▶ **Aim**: All of the data below must be repeated exactly.

(begin)

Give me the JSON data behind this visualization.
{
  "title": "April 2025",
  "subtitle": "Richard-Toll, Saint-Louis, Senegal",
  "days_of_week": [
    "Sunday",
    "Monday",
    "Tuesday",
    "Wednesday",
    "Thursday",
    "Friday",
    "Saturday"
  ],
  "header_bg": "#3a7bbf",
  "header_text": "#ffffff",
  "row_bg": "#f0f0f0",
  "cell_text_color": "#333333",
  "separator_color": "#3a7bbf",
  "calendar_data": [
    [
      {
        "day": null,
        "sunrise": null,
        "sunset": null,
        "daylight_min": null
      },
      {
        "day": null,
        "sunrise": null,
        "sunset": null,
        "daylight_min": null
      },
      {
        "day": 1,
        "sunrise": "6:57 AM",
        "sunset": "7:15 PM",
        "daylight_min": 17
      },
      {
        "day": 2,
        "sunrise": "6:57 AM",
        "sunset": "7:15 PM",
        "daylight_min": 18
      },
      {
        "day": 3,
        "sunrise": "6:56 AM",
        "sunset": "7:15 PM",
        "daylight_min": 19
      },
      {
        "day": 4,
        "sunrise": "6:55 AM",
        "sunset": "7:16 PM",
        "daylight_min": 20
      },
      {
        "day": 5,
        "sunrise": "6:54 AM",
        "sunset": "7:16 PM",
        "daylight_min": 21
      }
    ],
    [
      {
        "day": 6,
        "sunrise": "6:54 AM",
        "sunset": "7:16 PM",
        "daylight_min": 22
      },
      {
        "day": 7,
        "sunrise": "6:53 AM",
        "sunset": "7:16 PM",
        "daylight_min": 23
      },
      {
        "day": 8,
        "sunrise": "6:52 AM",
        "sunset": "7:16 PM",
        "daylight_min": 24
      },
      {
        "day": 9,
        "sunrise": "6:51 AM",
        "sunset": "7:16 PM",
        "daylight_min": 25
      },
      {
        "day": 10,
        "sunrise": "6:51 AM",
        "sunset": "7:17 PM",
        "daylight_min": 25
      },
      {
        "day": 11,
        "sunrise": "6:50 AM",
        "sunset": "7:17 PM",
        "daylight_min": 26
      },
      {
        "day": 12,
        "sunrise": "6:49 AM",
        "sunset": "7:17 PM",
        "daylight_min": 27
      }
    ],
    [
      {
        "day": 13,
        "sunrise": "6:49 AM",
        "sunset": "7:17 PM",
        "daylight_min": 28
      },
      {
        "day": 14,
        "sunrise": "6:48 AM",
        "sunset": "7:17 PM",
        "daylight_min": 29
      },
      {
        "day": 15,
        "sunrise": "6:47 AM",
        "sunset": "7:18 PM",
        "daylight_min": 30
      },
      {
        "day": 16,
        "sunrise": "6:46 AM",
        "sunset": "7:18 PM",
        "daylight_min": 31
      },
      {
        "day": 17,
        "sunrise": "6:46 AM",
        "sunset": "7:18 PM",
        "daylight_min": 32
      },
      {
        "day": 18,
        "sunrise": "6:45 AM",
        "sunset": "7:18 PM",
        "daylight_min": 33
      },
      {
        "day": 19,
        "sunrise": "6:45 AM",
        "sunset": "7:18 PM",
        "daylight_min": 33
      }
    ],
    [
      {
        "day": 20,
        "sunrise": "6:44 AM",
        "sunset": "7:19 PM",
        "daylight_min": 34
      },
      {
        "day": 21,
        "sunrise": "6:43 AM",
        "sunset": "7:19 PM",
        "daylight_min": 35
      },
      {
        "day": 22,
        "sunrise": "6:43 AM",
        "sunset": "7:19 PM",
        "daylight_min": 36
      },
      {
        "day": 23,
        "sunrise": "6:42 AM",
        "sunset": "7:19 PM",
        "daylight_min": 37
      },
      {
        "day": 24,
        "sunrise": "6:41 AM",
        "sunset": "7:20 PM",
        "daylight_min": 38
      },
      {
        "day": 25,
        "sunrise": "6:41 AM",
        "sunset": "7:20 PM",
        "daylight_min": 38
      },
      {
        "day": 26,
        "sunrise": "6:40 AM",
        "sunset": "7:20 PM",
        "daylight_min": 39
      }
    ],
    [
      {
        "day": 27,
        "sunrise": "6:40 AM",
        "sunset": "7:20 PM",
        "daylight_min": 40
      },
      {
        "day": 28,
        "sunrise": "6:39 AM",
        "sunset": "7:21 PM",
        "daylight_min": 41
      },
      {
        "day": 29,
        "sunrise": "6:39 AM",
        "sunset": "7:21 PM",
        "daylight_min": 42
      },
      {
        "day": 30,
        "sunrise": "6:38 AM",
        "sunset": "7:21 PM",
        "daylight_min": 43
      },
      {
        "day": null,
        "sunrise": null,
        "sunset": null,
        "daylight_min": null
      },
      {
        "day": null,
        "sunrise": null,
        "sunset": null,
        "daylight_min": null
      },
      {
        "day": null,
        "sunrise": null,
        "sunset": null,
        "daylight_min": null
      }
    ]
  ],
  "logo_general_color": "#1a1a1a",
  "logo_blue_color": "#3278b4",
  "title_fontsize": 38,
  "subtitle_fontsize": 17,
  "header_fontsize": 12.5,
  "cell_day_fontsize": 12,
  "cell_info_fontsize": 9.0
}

(end)

▶ **In response**:
Give me the JSON data behind this visualization.
{
  "title": "April 2025",
  "subtitle": "Richard-Toll, Saint-Louis, Senegal",
  "days_of_week": [
    "Sunday",
    "Monday",
    "Tuesday",
    "Wednesday",
    "Thursday",
    "Friday",
    "Saturday"
  ],
  "header_bg": "#3a7bbf",
  "header_text": "#ffffff",
  "row_bg": "#f0f0f0",
  "cell_text_color": "#333333",
  "separator_color": "#3a7bbf",
  "calendar_data": [
    [
      {
        "day": null,
        "sunrise": null,
        "sunset": null,
        "daylight_min": null
      },
      {
        "day": null,
        "sunrise": null,
        "sunset": null,
        "daylight_min": null
      },
      {
        "day": 1,
        "sunrise": "6:57 AM",
        "sunset": "7:15 PM",
        "daylight_min": 17
      },
      {
        "day": 2,
        "sunrise": "6:57 AM",
        "sunset": "7:15 PM",
        "daylight_min": 18
      },
      {
        "day": 3,
        "sunrise": "6:56 AM",
        "sunset": "7:15 PM",
        "daylight_min": 19
      },
      {
        "day": 4,
        "sunrise": "6:55 AM",
        "sunset": "7:16 PM",
        "daylight_min": 20
      },
      {
        "day": 5,
        "sunrise": "6:54 AM",
        "sunset": "7:16 PM",
        "daylight_min": 21
      }
    ],
    [
      {
        "day": 6,
        "sunrise": "6:54 AM",
        "sunset": "7:16 PM",
        "daylight_min": 22
      },
      {
        "day": 7,
        "sunrise": "6:53 AM",
        "sunset": "7:16 PM",
        "daylight_min": 23
      },
      {
        "day": 8,
        "sunrise": "6:52 AM",
        "sunset": "7:16 PM",
        "daylight_min": 24
      },
      {
        "day": 9,
        "sunrise": "6:51 AM",
        "sunset": "7:16 PM",
        "daylight_min": 25
      },
      {
        "day": 10,
        "sunrise": "6:51 AM",
        "sunset": "7:17 PM",
        "daylight_min": 25
      },
      {
        "day": 11,
        "sunrise": "6:50 AM",
        "sunset": "7:17 PM",
        "daylight_min": 26
      },
      {
        "day": 12,
        "sunrise": "6:49 AM",
        "sunset": "7:17 PM",
        "daylight_min": 27
      }
    ],
    [
      {
        "day": 13,
        "sunrise": "6:49 AM",
        "sunset": "7:17 PM",
        "daylight_min": 28
      },
      {
        "day": 14,
        "sunrise": "6:48 AM",
        "sunset": "7:17 PM",
        "daylight_min": 29
      },
      {
        "day": 15,
        "sunrise": "6:47 AM",
        "sunset": "7:18 PM",
        "daylight_min": 30
      },
      {
        "day": 16,
        "sunrise": "6:46 AM",
        "sunset": "7:18 PM",
        "daylight_min": 31
      },
      {
        "day": 17,
        "sunrise": "6:46 AM",
        "sunset": "7:18 PM",
        "daylight_min": 32
      },
      {
        "day": 18,
        "sunrise": "6:45 AM",
        "sunset": "7:18 PM",
        "daylight_min": 33
      },
      {
        "day": 19,
        "sunrise": "6:45 AM",
        "sunset": "7:18 PM",
        "daylight_min": 33
      }
    ],
    [
      {
        "day": 20,
        "sunrise": "6:44 AM",
        "sunset": "7:19 PM",
        "daylight_min": 34
      },
      {
        "day": 21,
        "sunrise": "6:43 AM",
        "sunset": "7:19 PM",
        "daylight_min": 35
      },
      {
        "day": 22,
        "sunrise": "6:43 AM",
        "sunset": "7:19 PM",
        "daylight_min": 36
      },
      {
        "day": 23,
        "sunrise": "6:42 AM",
        "sunset": "7:19 PM",
        "daylight_min": 37
      },
      {
        "day": 24,
        "sunrise": "6:41 AM",
        "sunset": "7:20 PM",
        "daylight_min": 38
      },
      {
        "day": 25,
        "sunrise": "6:41 AM",
        "sunset": "7:20 PM",
        "daylight_min": 38
      },
      {
        "day": 26,
        "sunrise": "6:40 AM",
        "sunset": "7:20 PM",
        "daylight_min": 39
      }
    ],
    [
      {
        "day": 27,
        "sunrise": "6:40 AM",
        "sunset": "7:20 PM",
        "daylight_min": 40
      },
      {
        "day": 28,
        "sunrise": "6:39 AM",
        "sunset": "7:21 PM",
        "daylight_min": 41
      },
      {
        "day": 29,
        "sunrise": "6:39 AM",
        "sunset": "7:21 PM",
        "daylight_min": 42
      },
      {
        "day": 30,
        "sunrise": "6:38 AM",
        "sunset": "7:21 PM",
        "daylight_min": 43
      },
      {
        "day": null,
        "sunrise": null,
        "sunset": null,
        "daylight_min": null
      },
      {
        "day": null,
        "sunrise": null,
        "sunset": null,
        "daylight_min": null
      },
      {
        "day": null,
        "sunrise": null,
        "sunset": null,
        "daylight_min": null
      }
    ]
  ],
  "logo_general_color": "#1a1a1a",
  "logo_blue_color": "#3278b4",
  "title_fontsize": 38,
  "subtitle_fontsize": 17,
  "header_fontsize": 12.5,
  "cell_day_fontsize": 12,
  "cell_info_fontsize": 9.0
}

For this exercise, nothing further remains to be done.